Task directions: Could you copy every line from the material below in which "versus" appears?
Start of Data shown
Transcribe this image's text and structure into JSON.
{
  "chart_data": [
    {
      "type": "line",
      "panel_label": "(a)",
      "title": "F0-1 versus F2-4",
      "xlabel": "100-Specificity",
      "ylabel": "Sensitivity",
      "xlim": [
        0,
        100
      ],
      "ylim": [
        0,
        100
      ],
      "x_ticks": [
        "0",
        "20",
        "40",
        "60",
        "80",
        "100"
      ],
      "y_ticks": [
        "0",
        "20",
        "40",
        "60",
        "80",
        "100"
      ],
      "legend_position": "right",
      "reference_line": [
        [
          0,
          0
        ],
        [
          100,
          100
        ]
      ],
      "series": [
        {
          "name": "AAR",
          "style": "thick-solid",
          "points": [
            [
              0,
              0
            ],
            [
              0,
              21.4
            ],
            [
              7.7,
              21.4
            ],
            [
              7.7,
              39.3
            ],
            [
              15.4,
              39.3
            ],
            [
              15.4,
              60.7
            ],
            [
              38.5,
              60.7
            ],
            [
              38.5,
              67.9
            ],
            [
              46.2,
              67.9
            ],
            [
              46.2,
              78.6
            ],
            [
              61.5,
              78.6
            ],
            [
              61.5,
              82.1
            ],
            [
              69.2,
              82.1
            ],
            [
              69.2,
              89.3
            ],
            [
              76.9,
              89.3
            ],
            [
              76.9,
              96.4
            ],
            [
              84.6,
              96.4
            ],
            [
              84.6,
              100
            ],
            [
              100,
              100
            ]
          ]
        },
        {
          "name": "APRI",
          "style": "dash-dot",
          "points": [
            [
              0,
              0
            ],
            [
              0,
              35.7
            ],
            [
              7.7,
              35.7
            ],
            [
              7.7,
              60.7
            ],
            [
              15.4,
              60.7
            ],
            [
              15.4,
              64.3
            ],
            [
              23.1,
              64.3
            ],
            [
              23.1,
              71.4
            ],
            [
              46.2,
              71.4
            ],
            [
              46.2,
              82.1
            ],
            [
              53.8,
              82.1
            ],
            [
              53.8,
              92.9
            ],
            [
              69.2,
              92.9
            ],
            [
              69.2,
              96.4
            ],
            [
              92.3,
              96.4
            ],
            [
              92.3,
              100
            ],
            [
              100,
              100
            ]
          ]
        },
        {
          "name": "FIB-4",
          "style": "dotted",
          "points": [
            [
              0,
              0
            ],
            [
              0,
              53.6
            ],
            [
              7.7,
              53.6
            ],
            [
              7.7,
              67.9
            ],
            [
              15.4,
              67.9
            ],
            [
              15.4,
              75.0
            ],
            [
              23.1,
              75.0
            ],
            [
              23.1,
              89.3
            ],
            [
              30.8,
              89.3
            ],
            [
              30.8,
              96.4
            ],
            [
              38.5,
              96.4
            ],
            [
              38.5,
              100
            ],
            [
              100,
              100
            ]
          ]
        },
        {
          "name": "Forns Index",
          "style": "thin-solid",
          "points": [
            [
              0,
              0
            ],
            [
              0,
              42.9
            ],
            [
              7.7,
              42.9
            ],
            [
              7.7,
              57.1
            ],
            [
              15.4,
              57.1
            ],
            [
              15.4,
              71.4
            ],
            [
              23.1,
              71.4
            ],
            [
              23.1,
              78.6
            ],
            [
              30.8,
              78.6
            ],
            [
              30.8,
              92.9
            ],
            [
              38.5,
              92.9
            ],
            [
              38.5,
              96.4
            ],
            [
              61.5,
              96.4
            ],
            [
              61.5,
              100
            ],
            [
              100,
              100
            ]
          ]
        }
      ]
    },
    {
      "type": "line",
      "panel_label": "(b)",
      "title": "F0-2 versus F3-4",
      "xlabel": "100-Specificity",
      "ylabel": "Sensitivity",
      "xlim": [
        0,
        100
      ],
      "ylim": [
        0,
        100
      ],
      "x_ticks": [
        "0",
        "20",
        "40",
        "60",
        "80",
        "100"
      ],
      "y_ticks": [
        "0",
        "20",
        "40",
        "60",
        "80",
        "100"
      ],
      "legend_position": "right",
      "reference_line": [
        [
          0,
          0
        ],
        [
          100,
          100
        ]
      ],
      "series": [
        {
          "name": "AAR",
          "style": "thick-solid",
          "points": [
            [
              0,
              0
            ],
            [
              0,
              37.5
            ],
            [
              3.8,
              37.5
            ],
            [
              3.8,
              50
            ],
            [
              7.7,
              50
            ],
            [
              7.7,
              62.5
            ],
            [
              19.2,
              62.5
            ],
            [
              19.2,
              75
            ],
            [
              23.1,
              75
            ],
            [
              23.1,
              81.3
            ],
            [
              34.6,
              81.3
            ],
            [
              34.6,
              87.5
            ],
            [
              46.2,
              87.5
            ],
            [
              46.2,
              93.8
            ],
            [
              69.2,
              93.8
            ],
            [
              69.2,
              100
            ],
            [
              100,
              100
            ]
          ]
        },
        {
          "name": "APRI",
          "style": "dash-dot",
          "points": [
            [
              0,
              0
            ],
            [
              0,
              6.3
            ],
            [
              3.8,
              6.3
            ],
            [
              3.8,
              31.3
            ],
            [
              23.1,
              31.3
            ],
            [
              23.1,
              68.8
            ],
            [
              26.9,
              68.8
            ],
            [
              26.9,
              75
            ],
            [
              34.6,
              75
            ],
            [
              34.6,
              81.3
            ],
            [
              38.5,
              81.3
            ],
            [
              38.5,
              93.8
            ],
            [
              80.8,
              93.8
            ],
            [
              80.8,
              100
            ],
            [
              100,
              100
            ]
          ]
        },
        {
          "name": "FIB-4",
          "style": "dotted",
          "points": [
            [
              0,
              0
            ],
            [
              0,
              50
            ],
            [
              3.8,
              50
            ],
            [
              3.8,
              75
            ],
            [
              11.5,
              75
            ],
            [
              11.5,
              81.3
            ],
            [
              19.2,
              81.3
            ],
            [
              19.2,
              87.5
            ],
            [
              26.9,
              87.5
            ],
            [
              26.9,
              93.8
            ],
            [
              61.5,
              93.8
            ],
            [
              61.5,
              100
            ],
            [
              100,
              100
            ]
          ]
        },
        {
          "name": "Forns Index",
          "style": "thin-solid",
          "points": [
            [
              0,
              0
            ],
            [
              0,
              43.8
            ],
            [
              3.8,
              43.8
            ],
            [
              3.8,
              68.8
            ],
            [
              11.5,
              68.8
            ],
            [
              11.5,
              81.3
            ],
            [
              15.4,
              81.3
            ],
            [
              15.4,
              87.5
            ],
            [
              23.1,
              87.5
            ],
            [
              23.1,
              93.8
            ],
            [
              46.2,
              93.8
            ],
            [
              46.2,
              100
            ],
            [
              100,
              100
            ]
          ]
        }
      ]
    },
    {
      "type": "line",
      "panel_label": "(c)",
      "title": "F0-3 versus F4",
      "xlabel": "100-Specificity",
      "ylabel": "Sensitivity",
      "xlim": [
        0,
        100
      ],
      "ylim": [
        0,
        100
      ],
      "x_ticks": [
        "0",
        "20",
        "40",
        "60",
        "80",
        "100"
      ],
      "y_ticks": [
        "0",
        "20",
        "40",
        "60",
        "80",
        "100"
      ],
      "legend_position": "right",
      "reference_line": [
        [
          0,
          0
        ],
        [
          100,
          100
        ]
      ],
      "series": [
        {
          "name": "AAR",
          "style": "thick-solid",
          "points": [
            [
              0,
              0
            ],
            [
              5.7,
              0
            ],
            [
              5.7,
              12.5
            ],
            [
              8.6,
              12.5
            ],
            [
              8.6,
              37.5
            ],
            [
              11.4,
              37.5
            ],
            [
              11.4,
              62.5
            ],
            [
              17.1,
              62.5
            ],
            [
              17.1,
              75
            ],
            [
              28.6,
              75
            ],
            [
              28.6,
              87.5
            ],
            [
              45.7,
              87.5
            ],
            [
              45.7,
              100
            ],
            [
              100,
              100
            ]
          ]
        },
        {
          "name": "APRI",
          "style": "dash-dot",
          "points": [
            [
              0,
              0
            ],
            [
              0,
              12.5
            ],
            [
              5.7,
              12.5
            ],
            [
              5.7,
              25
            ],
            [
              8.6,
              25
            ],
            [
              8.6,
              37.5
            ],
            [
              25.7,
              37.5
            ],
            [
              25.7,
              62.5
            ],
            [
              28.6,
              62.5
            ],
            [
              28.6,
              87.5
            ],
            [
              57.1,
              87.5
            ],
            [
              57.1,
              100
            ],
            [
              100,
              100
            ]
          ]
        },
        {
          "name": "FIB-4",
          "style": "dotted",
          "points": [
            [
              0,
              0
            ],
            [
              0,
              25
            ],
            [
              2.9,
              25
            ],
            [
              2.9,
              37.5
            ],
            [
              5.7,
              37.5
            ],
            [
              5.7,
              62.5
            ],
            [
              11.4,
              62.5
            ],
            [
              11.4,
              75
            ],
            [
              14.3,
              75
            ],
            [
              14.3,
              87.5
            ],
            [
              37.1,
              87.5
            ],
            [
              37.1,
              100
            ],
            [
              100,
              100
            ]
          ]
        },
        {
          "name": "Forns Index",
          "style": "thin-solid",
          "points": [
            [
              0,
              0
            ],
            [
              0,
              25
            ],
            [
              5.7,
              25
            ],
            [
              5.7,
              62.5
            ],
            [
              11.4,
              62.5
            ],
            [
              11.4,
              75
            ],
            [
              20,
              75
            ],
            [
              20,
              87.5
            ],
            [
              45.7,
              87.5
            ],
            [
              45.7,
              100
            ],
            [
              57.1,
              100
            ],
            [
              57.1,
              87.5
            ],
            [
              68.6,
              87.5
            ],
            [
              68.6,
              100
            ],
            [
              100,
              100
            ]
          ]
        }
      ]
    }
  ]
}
End of Data shown
Solution below:
      "title": "F0-1 versus F2-4",
      "title": "F0-2 versus F3-4",
      "title": "F0-3 versus F4",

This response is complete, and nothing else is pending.